Auszug.
▽

Und wenn wir eine solchen Berechnung ab dem 25. Lebensjahr auf der Basis des höheren Gehalts einer Führungskraft (ein Arbeitnehmer mit Personalverantwortung) durchführen, wird dieser Arbeitnehmer inflationsbereinigt im Alter von 65 nach 40 Jahren Arbeitsjahren statistisch ein Endwertvermögen von 430.000 Euro (Depotvolumen) erreicht haben. Auch das liegt meilenweit unterhalb unserer ohnehin schon niedrig angesetzten Reichtumsschwelle von einer Million Euro im Alter von 65.

Würde man die Schwelle zum reich sein, statt bei einer Million Euro sinnvoller bei „so viel Vermögen, dass man bei einem normalen Lebensstandard nie mehr für Geld arbeiten muss“ ansetzen, dann käme für praktisch jede vernünftige Kombination aus Lebensalter und Lebenshaltungskosten eine deutlich höhere Reichtumsschwelle heraus.

Diese Schwelle wäre umso höher, je jünger die betreffende Person ist. Das ist deswegen so, weil ein jüngerer, nicht mehr arbeitender Mensch mit seinem Vermögen eine längere Restlebenserwartung finanzieren muss. All das ist eigentlich banal und jeder akademischer Reichtumsforscher würde angesichts solcher Feststellungen nur müde gähnen. Die Vermarkter von Reich-werden-Investmentpornographie stellen den Sachverhalt in ihren Ratgeberbüchern, YouTube-Videos und Seminaren trotzdem ganz anders dar – wie damals Markus Frick.

Diesen Experten zufolge kann letztlich jeder als Angestellter nebenberuflich mit Spekulation in Aktien oder Immobilien reich werden. Er muss nur das jeweilige Reich-werden-Rezept befolgen, das von dem Experten in Buch- oder Seminarform vermarktet wird. Diese Rezepte sind bei genauerer Betrachtung eine jeweils spezifische Mischung aus (a) systematisch überoptimistischen Annahmen zu Rendite und Risiko der propagierten Investments, (b) falschen Rechenmethoden oder (c) der Verklärung seltener positiver Ausreißer als „im Prinzip für jeden erreichbar“.

△

Aufgabenstellung 1.
Übertragen Sie aus dem Auszug zur Reichtumsschwelle den Abschnitt, der mit „Und wenn wir“ beginnt und bis „Alter von 65.“ reicht.
Aufgabenstellung 2.
Wiederholen Sie die Zeilen weiter unten Wort für Wort, beginnend mit der ersten Zeile und fortlaufend bis einschließlich der Zeile mit „bubble-label: 西藏: [439, 556, 464, 571]“.

Extrahierte Daten.
▽

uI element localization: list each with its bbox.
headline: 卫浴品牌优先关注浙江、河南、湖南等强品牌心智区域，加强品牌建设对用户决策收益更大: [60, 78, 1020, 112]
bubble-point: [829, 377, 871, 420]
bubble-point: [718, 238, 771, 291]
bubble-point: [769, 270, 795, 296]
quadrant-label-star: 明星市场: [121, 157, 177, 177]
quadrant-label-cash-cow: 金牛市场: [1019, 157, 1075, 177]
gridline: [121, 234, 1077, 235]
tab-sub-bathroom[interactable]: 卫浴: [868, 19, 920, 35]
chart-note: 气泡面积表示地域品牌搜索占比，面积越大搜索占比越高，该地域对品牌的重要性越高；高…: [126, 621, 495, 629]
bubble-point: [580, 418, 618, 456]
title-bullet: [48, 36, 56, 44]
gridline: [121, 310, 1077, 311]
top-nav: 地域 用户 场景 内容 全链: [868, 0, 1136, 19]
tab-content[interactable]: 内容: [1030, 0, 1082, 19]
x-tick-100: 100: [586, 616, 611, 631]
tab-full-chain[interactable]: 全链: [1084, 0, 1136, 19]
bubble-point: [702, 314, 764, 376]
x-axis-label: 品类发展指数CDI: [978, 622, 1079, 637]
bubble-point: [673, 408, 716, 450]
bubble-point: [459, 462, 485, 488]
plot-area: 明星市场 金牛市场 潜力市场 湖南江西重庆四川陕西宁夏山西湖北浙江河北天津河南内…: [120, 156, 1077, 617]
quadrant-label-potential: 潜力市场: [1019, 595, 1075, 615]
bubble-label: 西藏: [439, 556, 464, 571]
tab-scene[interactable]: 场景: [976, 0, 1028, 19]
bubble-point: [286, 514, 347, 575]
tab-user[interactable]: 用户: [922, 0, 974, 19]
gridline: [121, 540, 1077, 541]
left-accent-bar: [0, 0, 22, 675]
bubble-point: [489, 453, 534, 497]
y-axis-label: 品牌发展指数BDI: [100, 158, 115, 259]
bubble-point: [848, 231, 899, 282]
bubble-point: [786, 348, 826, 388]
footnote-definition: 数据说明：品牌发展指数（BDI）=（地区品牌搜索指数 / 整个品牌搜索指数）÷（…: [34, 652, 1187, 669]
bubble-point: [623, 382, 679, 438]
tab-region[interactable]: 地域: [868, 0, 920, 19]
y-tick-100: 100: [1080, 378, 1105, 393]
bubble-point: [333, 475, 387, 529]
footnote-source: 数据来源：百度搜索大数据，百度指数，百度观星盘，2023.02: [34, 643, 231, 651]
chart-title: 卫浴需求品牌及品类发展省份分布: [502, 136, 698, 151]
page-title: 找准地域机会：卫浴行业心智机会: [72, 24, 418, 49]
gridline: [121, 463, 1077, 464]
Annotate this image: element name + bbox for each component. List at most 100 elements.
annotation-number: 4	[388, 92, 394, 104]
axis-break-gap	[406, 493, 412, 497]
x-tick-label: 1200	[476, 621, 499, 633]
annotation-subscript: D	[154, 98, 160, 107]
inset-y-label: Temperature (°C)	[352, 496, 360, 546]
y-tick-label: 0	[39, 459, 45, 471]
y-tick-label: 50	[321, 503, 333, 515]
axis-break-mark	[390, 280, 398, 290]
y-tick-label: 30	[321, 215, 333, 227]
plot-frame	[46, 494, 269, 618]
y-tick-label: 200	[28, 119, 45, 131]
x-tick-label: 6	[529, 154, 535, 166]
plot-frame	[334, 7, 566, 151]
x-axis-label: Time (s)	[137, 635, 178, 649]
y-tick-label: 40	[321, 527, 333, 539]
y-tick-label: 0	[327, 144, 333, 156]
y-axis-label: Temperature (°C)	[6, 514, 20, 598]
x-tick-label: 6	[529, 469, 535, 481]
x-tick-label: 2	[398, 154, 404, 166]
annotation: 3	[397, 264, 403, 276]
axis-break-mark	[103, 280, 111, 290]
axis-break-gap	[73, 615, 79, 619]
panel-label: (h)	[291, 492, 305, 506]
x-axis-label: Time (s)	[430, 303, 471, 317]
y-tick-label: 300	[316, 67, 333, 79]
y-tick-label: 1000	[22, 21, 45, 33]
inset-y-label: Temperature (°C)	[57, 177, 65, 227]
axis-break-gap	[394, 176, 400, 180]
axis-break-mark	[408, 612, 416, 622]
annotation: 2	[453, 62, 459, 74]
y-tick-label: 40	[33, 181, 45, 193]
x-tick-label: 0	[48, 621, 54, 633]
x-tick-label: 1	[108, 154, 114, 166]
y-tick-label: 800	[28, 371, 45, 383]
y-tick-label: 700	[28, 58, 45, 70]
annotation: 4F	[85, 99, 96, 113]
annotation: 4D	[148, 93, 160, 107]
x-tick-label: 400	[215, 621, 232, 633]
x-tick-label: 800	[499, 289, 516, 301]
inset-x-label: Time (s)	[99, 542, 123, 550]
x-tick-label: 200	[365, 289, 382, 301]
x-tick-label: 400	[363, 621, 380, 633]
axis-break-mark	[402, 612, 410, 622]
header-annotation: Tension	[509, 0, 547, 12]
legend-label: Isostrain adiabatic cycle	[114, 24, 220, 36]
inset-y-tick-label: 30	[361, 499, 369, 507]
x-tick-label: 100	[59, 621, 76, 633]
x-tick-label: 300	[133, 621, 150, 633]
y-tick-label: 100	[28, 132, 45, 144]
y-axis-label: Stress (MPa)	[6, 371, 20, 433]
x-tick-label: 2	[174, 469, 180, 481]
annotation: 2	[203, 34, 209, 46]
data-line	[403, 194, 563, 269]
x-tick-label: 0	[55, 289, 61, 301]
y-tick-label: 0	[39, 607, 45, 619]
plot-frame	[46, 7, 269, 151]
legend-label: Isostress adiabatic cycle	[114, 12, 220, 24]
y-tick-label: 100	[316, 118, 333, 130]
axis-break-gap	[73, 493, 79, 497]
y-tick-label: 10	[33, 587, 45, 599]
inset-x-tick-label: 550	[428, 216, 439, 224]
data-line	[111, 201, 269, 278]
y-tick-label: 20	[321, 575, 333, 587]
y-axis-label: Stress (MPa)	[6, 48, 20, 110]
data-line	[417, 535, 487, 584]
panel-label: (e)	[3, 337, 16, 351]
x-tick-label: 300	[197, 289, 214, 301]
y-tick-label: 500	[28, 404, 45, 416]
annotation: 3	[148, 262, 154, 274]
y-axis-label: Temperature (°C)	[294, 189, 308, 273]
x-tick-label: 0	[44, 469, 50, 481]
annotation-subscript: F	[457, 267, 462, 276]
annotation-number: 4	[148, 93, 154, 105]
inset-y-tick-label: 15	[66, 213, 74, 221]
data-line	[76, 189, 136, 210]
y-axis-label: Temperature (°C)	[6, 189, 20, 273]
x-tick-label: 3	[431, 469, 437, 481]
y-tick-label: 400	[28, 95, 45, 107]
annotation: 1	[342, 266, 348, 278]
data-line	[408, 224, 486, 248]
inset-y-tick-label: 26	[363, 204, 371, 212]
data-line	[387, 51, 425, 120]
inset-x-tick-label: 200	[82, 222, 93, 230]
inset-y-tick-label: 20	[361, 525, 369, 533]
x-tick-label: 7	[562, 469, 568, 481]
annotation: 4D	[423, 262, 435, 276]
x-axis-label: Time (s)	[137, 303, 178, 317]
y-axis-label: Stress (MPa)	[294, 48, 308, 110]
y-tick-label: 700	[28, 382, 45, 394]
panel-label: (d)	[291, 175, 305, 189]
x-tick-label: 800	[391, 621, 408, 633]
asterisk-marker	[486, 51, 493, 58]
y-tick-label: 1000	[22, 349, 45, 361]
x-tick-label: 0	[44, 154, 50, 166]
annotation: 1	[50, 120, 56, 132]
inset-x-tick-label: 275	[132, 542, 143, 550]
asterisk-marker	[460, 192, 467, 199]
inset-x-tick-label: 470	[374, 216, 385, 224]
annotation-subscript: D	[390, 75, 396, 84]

△

Ergebnis 1.
Und wenn wir eine solchen Berechnung ab dem 25. Lebensjahr auf der Basis des höheren Gehalts einer Führungskraft (ein Arbeitnehmer mit Personalverantwortung) durchführen, wird dieser Arbeitnehmer inflationsbereinigt im Alter von 65 nach 40 Jahren Arbeitsjahren statistisch ein Endwertvermögen von 430.000 Euro (Depotvolumen) erreicht haben. Auch das liegt meilenweit unterhalb unserer ohnehin schon niedrig angesetzten Reichtumsschwelle von einer Million Euro im Alter von 65.

Ergebnis 2.
uI element localization: list each with its bbox.
headline: 卫浴品牌优先关注浙江、河南、湖南等强品牌心智区域，加强品牌建设对用户决策收益更大: [60, 78, 1020, 112]
bubble-point: [829, 377, 871, 420]
bubble-point: [718, 238, 771, 291]
bubble-point: [769, 270, 795, 296]
quadrant-label-star: 明星市场: [121, 157, 177, 177]
quadrant-label-cash-cow: 金牛市场: [1019, 157, 1075, 177]
gridline: [121, 234, 1077, 235]
tab-sub-bathroom[interactable]: 卫浴: [868, 19, 920, 35]
chart-note: 气泡面积表示地域品牌搜索占比，面积越大搜索占比越高，该地域对品牌的重要性越高；高…: [126, 621, 495, 629]
bubble-point: [580, 418, 618, 456]
title-bullet: [48, 36, 56, 44]
gridline: [121, 310, 1077, 311]
top-nav: 地域 用户 场景 内容 全链: [868, 0, 1136, 19]
tab-content[interactable]: 内容: [1030, 0, 1082, 19]
x-tick-100: 100: [586, 616, 611, 631]
tab-full-chain[interactable]: 全链: [1084, 0, 1136, 19]
bubble-point: [702, 314, 764, 376]
x-axis-label: 品类发展指数CDI: [978, 622, 1079, 637]
bubble-point: [673, 408, 716, 450]
bubble-point: [459, 462, 485, 488]
plot-area: 明星市场 金牛市场 潜力市场 湖南江西重庆四川陕西宁夏山西湖北浙江河北天津河南内…: [120, 156, 1077, 617]
quadrant-label-potential: 潜力市场: [1019, 595, 1075, 615]
bubble-label: 西藏: [439, 556, 464, 571]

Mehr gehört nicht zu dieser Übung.